> **What to produce**:
Take each line containing the word "hidden" and copy it.
* * *
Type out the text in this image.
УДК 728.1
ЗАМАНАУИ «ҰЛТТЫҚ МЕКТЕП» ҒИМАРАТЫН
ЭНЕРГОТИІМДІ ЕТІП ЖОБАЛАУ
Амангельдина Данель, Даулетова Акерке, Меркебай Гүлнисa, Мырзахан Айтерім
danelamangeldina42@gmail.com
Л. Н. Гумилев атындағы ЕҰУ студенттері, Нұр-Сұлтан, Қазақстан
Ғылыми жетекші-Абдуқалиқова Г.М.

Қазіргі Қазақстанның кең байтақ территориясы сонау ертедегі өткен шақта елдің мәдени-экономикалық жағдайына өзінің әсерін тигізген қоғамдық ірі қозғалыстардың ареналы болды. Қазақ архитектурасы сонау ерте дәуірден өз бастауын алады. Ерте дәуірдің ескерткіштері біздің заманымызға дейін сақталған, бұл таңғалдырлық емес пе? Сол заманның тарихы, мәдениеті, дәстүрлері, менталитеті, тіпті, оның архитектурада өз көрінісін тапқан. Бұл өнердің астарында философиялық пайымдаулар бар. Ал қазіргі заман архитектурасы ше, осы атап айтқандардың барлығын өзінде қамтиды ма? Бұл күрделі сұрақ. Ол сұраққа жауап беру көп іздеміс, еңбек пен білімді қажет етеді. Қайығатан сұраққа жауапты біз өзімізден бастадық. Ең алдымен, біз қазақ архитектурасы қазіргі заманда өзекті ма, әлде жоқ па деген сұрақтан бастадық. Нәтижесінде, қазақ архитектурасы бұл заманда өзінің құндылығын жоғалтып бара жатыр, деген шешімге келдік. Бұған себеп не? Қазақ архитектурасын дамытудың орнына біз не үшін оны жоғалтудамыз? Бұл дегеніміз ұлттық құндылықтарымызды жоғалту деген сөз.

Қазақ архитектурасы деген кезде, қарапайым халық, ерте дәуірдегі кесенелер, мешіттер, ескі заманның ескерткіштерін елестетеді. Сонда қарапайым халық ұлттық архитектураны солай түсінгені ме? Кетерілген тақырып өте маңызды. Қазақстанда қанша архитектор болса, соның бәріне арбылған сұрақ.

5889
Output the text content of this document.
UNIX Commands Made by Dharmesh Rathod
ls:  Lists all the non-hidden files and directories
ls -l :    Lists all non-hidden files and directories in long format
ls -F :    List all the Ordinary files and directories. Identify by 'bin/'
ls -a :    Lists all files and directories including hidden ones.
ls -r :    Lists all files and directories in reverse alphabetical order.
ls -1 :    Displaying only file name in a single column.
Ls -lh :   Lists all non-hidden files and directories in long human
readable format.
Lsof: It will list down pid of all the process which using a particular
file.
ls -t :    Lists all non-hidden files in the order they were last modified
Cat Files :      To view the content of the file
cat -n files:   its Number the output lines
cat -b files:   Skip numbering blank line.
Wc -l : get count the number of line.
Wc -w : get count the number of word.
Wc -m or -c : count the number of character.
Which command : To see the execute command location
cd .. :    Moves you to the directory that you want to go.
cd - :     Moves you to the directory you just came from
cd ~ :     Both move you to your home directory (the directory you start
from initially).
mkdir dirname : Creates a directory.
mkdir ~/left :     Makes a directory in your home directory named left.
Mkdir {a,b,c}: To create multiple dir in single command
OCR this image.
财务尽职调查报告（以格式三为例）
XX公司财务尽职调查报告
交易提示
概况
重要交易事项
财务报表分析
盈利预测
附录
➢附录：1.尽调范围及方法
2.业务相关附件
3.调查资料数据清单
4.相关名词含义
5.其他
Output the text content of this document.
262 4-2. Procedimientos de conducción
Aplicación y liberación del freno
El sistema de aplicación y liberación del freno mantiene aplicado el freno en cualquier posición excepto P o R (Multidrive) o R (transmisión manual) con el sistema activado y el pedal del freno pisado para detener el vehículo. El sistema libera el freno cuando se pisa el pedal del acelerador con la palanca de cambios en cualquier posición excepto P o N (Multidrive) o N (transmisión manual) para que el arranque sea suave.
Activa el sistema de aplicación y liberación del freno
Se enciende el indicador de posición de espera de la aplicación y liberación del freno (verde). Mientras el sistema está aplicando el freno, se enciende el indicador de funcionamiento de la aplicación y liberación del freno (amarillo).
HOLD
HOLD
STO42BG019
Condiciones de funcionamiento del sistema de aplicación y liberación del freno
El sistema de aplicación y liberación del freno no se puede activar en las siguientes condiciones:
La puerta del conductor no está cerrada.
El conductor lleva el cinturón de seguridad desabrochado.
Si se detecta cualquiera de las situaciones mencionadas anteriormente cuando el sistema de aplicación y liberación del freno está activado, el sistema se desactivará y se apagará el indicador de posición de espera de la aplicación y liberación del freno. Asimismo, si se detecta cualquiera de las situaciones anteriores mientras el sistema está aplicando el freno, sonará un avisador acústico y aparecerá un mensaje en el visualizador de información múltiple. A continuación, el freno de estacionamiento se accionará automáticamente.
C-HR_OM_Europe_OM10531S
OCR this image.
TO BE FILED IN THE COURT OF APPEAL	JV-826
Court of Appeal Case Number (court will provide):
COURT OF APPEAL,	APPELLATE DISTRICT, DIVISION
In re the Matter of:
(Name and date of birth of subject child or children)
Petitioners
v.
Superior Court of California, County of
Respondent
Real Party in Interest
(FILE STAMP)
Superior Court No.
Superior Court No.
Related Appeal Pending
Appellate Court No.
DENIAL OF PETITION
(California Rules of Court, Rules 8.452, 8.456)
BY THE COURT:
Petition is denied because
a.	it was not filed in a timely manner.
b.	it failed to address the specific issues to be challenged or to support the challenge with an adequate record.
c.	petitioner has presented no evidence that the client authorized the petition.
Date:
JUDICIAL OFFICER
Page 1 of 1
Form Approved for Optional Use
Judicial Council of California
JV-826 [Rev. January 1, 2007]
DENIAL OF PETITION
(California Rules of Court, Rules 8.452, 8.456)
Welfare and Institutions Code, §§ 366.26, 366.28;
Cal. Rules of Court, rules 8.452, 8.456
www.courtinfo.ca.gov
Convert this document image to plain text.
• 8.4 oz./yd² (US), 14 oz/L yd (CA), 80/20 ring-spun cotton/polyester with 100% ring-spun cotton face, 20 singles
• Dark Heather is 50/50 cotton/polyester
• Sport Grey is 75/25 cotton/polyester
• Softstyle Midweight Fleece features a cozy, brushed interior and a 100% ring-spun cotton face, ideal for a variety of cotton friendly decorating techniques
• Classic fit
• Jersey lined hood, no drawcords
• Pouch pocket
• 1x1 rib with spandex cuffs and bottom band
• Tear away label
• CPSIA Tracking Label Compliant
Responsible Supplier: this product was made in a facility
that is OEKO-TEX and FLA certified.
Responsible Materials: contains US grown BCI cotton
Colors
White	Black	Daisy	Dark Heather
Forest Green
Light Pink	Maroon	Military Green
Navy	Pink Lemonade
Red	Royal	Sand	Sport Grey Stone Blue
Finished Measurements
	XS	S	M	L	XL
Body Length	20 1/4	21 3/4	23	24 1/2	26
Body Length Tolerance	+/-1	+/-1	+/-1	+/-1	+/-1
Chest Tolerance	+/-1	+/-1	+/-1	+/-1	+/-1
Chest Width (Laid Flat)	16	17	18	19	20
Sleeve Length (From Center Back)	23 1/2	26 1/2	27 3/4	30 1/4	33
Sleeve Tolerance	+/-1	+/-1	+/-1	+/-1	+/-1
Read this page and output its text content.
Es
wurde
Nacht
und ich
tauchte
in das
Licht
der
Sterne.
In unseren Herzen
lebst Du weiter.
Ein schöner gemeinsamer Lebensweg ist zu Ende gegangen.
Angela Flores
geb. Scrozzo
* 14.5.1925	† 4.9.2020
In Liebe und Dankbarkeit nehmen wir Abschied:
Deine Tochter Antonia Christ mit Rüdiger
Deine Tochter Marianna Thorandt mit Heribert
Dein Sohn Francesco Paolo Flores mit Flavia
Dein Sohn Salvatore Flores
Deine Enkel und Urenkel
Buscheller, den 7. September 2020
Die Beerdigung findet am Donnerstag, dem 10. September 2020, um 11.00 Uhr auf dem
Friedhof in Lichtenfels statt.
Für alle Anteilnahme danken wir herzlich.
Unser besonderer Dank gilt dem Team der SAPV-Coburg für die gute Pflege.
* * *
> **Final result**:
ls:  Lists all the non-hidden files and directories
ls -l :    Lists all non-hidden files and directories in long format
ls -a :    Lists all files and directories including hidden ones.
Ls -lh :   Lists all non-hidden files and directories in long human
ls -t :    Lists all non-hidden files in the order they were last modified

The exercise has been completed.